## What the task requires
Find the lines with "frac" in them and copy them out.
— start Supplied material —
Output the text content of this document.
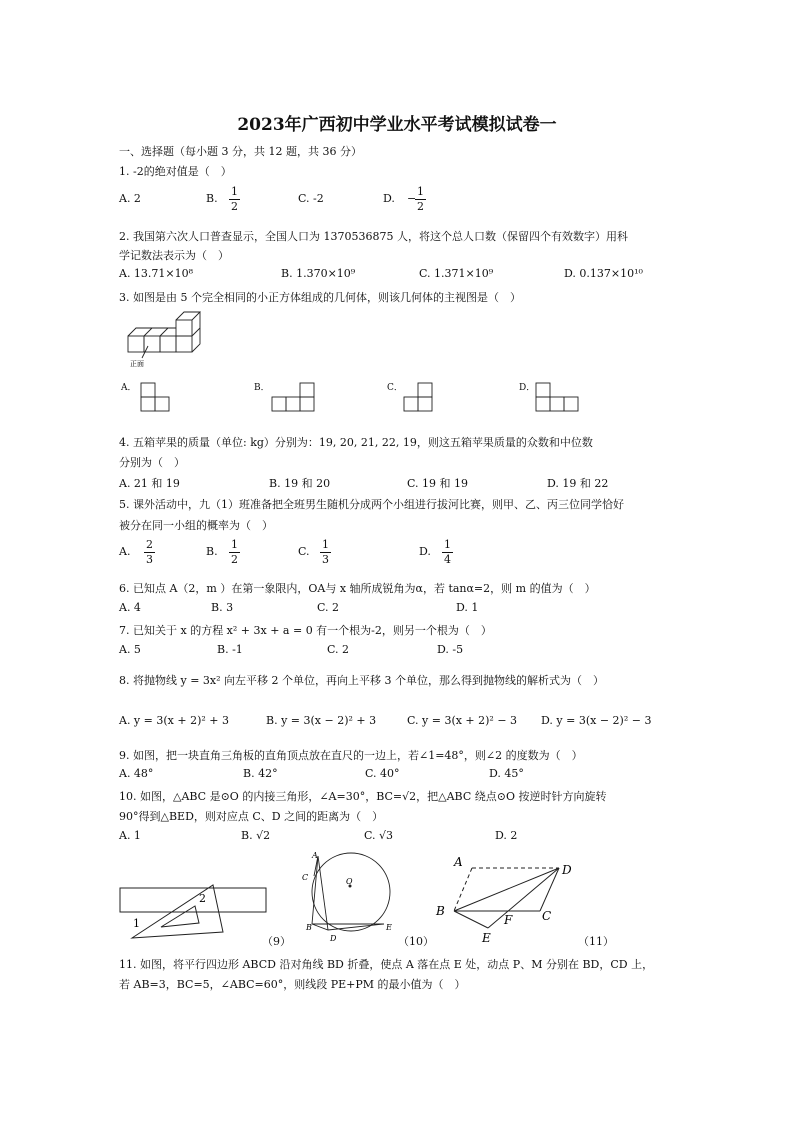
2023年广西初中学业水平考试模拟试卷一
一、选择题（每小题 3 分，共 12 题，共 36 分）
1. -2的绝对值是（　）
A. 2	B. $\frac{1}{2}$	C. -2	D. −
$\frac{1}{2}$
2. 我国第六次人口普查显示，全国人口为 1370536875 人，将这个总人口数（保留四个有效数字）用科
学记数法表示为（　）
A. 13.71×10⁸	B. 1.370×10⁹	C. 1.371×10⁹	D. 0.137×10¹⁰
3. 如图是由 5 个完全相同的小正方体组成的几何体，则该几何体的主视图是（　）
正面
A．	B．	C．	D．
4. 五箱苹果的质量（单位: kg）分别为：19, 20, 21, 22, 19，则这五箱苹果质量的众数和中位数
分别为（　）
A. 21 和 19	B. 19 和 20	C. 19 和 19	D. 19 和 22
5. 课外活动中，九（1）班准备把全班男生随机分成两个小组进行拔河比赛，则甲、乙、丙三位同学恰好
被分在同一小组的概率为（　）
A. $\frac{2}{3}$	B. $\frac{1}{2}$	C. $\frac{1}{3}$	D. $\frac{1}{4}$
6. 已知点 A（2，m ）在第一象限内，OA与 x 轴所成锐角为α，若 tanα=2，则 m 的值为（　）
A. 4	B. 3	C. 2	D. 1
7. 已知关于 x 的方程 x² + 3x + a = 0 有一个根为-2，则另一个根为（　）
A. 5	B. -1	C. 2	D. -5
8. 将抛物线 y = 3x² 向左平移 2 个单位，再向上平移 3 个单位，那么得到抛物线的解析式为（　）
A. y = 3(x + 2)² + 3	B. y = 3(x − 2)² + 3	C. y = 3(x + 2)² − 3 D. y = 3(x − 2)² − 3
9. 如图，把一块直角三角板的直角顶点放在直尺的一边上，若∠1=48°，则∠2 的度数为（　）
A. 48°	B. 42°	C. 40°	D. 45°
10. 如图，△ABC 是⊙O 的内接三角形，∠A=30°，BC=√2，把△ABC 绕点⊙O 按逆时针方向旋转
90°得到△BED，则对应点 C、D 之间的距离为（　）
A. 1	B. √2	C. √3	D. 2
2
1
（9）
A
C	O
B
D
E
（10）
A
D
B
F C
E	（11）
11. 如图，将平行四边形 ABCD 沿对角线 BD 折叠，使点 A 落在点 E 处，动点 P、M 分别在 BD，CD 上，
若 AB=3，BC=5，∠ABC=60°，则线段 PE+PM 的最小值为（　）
— end Supplied material —
## Answer for this exercise
A. 2	B. $\frac{1}{2}$	C. -2	D. −
$\frac{1}{2}$
A. $\frac{2}{3}$	B. $\frac{1}{2}$	C. $\frac{1}{3}$	D. $\frac{1}{4}$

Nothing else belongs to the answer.